> _Records for the task_

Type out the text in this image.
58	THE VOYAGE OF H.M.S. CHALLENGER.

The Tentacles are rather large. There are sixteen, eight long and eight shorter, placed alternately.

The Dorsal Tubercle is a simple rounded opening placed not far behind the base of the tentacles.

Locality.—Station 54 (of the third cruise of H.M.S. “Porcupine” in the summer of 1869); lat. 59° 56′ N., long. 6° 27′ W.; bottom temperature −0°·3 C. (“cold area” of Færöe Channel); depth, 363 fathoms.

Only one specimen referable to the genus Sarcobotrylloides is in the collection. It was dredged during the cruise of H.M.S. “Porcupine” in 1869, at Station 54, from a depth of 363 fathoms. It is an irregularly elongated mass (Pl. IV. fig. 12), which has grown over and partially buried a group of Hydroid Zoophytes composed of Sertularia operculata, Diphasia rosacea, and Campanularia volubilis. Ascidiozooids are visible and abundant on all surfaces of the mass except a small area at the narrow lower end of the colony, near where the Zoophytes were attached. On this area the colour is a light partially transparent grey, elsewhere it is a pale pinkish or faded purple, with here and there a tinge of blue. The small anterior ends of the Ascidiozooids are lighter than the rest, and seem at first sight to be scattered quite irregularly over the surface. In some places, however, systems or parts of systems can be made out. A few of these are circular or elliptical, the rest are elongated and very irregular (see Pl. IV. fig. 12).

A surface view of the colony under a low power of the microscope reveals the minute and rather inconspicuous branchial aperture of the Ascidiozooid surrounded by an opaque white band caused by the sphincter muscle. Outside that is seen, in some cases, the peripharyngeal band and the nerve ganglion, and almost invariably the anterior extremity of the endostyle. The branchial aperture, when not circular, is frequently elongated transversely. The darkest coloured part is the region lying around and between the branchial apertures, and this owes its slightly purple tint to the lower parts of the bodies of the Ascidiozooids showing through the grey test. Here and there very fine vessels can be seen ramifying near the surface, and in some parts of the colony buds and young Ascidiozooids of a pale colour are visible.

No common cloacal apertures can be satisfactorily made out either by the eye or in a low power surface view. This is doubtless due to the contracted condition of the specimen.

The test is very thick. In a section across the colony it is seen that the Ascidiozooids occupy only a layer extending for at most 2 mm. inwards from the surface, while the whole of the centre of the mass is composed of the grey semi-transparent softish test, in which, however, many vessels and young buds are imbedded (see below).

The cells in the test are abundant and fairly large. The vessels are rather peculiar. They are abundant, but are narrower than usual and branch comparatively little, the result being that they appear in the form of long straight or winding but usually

> _What to produce_
Find every line in the data above that holds the string "composed". Give the number of such lines and nothing else.

> _Solution below_
2